> [What you have to do]
Write out all of the data without omission, exactly as shown.

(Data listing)
◆ ◆ ◆ ◆ ◆ ◆ ◆

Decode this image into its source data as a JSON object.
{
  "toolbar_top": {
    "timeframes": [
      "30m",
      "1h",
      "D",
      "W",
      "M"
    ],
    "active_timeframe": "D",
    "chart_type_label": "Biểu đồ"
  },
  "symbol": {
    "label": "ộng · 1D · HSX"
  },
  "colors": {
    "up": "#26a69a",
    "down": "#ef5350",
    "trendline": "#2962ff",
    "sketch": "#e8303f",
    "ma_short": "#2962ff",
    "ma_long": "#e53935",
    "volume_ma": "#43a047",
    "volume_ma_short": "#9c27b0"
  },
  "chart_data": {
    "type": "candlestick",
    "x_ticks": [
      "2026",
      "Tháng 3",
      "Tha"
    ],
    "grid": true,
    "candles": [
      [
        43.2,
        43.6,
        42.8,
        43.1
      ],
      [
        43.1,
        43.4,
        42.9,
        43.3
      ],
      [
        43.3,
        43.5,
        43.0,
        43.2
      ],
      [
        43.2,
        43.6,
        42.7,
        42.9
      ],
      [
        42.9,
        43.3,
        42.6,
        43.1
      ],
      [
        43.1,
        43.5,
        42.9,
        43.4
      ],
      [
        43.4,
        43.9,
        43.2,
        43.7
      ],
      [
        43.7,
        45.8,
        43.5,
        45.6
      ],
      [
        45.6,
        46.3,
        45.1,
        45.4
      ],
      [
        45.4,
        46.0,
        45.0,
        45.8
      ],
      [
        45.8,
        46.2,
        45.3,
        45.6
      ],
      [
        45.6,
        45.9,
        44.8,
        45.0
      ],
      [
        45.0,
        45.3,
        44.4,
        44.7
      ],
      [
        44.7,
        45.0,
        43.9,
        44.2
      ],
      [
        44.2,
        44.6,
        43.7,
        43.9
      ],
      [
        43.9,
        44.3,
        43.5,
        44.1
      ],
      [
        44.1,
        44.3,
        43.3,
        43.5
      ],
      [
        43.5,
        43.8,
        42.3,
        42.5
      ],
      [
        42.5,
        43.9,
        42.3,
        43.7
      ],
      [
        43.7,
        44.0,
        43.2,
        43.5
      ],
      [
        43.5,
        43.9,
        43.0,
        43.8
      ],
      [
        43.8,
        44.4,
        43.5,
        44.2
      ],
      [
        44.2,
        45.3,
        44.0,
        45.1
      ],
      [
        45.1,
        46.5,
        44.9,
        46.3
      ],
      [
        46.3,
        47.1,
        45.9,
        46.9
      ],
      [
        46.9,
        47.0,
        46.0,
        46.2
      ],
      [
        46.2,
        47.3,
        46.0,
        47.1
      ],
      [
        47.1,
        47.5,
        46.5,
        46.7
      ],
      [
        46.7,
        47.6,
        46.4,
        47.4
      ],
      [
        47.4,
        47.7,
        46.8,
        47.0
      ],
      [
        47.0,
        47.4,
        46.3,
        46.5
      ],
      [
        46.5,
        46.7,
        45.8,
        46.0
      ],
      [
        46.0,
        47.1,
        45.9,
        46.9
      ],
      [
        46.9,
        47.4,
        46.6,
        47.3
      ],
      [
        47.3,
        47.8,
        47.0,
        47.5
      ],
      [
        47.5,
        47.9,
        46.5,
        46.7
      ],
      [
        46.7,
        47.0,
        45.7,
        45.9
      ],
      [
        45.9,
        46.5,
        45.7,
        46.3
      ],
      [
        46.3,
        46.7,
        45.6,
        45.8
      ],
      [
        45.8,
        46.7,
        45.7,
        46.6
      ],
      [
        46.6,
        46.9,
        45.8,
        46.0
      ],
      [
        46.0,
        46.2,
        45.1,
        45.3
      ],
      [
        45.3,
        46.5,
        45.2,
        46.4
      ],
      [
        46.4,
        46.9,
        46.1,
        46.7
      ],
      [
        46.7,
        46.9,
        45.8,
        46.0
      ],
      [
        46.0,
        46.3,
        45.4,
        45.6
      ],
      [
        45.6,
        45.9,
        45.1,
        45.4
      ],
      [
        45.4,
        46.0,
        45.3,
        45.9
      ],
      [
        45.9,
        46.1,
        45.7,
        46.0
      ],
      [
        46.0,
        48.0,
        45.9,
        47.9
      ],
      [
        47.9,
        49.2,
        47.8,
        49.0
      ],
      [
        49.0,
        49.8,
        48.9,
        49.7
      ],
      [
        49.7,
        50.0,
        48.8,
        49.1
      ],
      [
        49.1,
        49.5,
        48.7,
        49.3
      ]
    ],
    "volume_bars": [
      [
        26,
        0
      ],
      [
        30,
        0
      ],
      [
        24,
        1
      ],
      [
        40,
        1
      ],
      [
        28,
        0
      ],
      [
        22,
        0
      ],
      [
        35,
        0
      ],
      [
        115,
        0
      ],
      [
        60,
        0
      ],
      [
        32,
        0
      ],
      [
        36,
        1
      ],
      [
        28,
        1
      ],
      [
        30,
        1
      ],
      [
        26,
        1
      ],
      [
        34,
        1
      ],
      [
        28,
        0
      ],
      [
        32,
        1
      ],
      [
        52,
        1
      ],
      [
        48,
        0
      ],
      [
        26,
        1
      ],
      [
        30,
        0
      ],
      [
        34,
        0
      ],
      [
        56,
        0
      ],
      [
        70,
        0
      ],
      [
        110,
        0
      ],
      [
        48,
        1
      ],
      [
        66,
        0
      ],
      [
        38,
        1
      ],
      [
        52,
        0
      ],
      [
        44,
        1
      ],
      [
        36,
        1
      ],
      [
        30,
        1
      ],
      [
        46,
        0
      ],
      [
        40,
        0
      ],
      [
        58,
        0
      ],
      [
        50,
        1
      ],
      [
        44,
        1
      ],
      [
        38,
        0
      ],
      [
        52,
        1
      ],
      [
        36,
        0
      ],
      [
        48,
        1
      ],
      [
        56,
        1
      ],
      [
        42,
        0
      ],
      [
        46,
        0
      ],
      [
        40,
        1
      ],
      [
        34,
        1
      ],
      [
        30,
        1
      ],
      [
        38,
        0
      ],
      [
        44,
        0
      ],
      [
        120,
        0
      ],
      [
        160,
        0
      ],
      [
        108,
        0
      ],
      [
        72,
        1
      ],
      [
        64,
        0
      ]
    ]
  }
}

◆ ◆ ◆ ◆ ◆ ◆ ◆

> [Completed exercise]
Decode this image into its source data as a JSON object.
{
  "toolbar_top": {
    "timeframes": [
      "30m",
      "1h",
      "D",
      "W",
      "M"
    ],
    "active_timeframe": "D",
    "chart_type_label": "Biểu đồ"
  },
  "symbol": {
    "label": "ộng · 1D · HSX"
  },
  "colors": {
    "up": "#26a69a",
    "down": "#ef5350",
    "trendline": "#2962ff",
    "sketch": "#e8303f",
    "ma_short": "#2962ff",
    "ma_long": "#e53935",
    "volume_ma": "#43a047",
    "volume_ma_short": "#9c27b0"
  },
  "chart_data": {
    "type": "candlestick",
    "x_ticks": [
      "2026",
      "Tháng 3",
      "Tha"
    ],
    "grid": true,
    "candles": [
      [
        43.2,
        43.6,
        42.8,
        43.1
      ],
      [
        43.1,
        43.4,
        42.9,
        43.3
      ],
      [
        43.3,
        43.5,
        43.0,
        43.2
      ],
      [
        43.2,
        43.6,
        42.7,
        42.9
      ],
      [
        42.9,
        43.3,
        42.6,
        43.1
      ],
      [
        43.1,
        43.5,
        42.9,
        43.4
      ],
      [
        43.4,
        43.9,
        43.2,
        43.7
      ],
      [
        43.7,
        45.8,
        43.5,
        45.6
      ],
      [
        45.6,
        46.3,
        45.1,
        45.4
      ],
      [
        45.4,
        46.0,
        45.0,
        45.8
      ],
      [
        45.8,
        46.2,
        45.3,
        45.6
      ],
      [
        45.6,
        45.9,
        44.8,
        45.0
      ],
      [
        45.0,
        45.3,
        44.4,
        44.7
      ],
      [
        44.7,
        45.0,
        43.9,
        44.2
      ],
      [
        44.2,
        44.6,
        43.7,
        43.9
      ],
      [
        43.9,
        44.3,
        43.5,
        44.1
      ],
      [
        44.1,
        44.3,
        43.3,
        43.5
      ],
      [
        43.5,
        43.8,
        42.3,
        42.5
      ],
      [
        42.5,
        43.9,
        42.3,
        43.7
      ],
      [
        43.7,
        44.0,
        43.2,
        43.5
      ],
      [
        43.5,
        43.9,
        43.0,
        43.8
      ],
      [
        43.8,
        44.4,
        43.5,
        44.2
      ],
      [
        44.2,
        45.3,
        44.0,
        45.1
      ],
      [
        45.1,
        46.5,
        44.9,
        46.3
      ],
      [
        46.3,
        47.1,
        45.9,
        46.9
      ],
      [
        46.9,
        47.0,
        46.0,
        46.2
      ],
      [
        46.2,
        47.3,
        46.0,
        47.1
      ],
      [
        47.1,
        47.5,
        46.5,
        46.7
      ],
      [
        46.7,
        47.6,
        46.4,
        47.4
      ],
      [
        47.4,
        47.7,
        46.8,
        47.0
      ],
      [
        47.0,
        47.4,
        46.3,
        46.5
      ],
      [
        46.5,
        46.7,
        45.8,
        46.0
      ],
      [
        46.0,
        47.1,
        45.9,
        46.9
      ],
      [
        46.9,
        47.4,
        46.6,
        47.3
      ],
      [
        47.3,
        47.8,
        47.0,
        47.5
      ],
      [
        47.5,
        47.9,
        46.5,
        46.7
      ],
      [
        46.7,
        47.0,
        45.7,
        45.9
      ],
      [
        45.9,
        46.5,
        45.7,
        46.3
      ],
      [
        46.3,
        46.7,
        45.6,
        45.8
      ],
      [
        45.8,
        46.7,
        45.7,
        46.6
      ],
      [
        46.6,
        46.9,
        45.8,
        46.0
      ],
      [
        46.0,
        46.2,
        45.1,
        45.3
      ],
      [
        45.3,
        46.5,
        45.2,
        46.4
      ],
      [
        46.4,
        46.9,
        46.1,
        46.7
      ],
      [
        46.7,
        46.9,
        45.8,
        46.0
      ],
      [
        46.0,
        46.3,
        45.4,
        45.6
      ],
      [
        45.6,
        45.9,
        45.1,
        45.4
      ],
      [
        45.4,
        46.0,
        45.3,
        45.9
      ],
      [
        45.9,
        46.1,
        45.7,
        46.0
      ],
      [
        46.0,
        48.0,
        45.9,
        47.9
      ],
      [
        47.9,
        49.2,
        47.8,
        49.0
      ],
      [
        49.0,
        49.8,
        48.9,
        49.7
      ],
      [
        49.7,
        50.0,
        48.8,
        49.1
      ],
      [
        49.1,
        49.5,
        48.7,
        49.3
      ]
    ],
    "volume_bars": [
      [
        26,
        0
      ],
      [
        30,
        0
      ],
      [
        24,
        1
      ],
      [
        40,
        1
      ],
      [
        28,
        0
      ],
      [
        22,
        0
      ],
      [
        35,
        0
      ],
      [
        115,
        0
      ],
      [
        60,
        0
      ],
      [
        32,
        0
      ],
      [
        36,
        1
      ],
      [
        28,
        1
      ],
      [
        30,
        1
      ],
      [
        26,
        1
      ],
      [
        34,
        1
      ],
      [
        28,
        0
      ],
      [
        32,
        1
      ],
      [
        52,
        1
      ],
      [
        48,
        0
      ],
      [
        26,
        1
      ],
      [
        30,
        0
      ],
      [
        34,
        0
      ],
      [
        56,
        0
      ],
      [
        70,
        0
      ],
      [
        110,
        0
      ],
      [
        48,
        1
      ],
      [
        66,
        0
      ],
      [
        38,
        1
      ],
      [
        52,
        0
      ],
      [
        44,
        1
      ],
      [
        36,
        1
      ],
      [
        30,
        1
      ],
      [
        46,
        0
      ],
      [
        40,
        0
      ],
      [
        58,
        0
      ],
      [
        50,
        1
      ],
      [
        44,
        1
      ],
      [
        38,
        0
      ],
      [
        52,
        1
      ],
      [
        36,
        0
      ],
      [
        48,
        1
      ],
      [
        56,
        1
      ],
      [
        42,
        0
      ],
      [
        46,
        0
      ],
      [
        40,
        1
      ],
      [
        34,
        1
      ],
      [
        30,
        1
      ],
      [
        38,
        0
      ],
      [
        44,
        0
      ],
      [
        120,
        0
      ],
      [
        160,
        0
      ],
      [
        108,
        0
      ],
      [
        72,
        1
      ],
      [
        64,
        0
      ]
    ]
  }
}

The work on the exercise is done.